:: YOUR INSTRUCTIONS ::
Output the full listing below exactly, without the pictures.

==== RECORDED DATA ====

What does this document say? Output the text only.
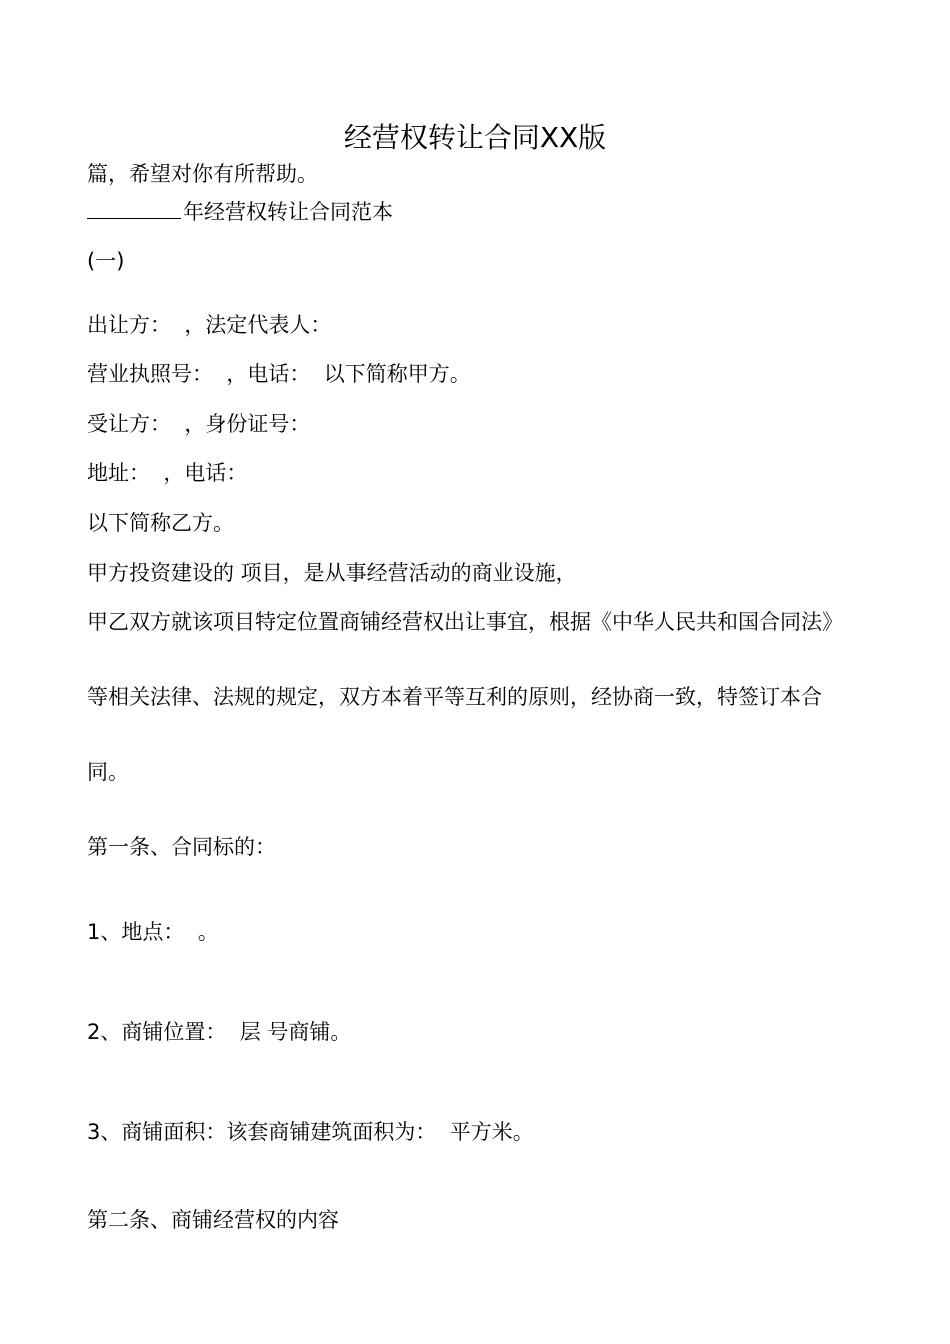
经营权转让合同XX版

篇，希望对你有所帮助。

年经营权转让合同范本

(一)

出让方：  ，法定代表人：

营业执照号：  ，电话：  以下简称甲方。

受让方：  ，身份证号：

地址：  ，电话：

以下简称乙方。

甲方投资建设的 项目，是从事经营活动的商业设施，

甲乙双方就该项目特定位置商铺经营权出让事宜，根据《中华人民共和国合同法》

等相关法律、法规的规定，双方本着平等互利的原则，经协商一致，特签订本合

同。

第一条、合同标的：

1、地点：  。

2、商铺位置：  层 号商铺。

3、商铺面积：该套商铺建筑面积为：  平方米。

第二条、商铺经营权的内容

====

:: CORRECT RESULT ::
What does this document say? Output the text only.
经营权转让合同XX版

篇，希望对你有所帮助。

年经营权转让合同范本

(一)

出让方：  ，法定代表人：

营业执照号：  ，电话：  以下简称甲方。

受让方：  ，身份证号：

地址：  ，电话：

以下简称乙方。

甲方投资建设的 项目，是从事经营活动的商业设施，

甲乙双方就该项目特定位置商铺经营权出让事宜，根据《中华人民共和国合同法》

等相关法律、法规的规定，双方本着平等互利的原则，经协商一致，特签订本合

同。

第一条、合同标的：

1、地点：  。

2、商铺位置：  层 号商铺。

3、商铺面积：该套商铺建筑面积为：  平方米。

第二条、商铺经营权的内容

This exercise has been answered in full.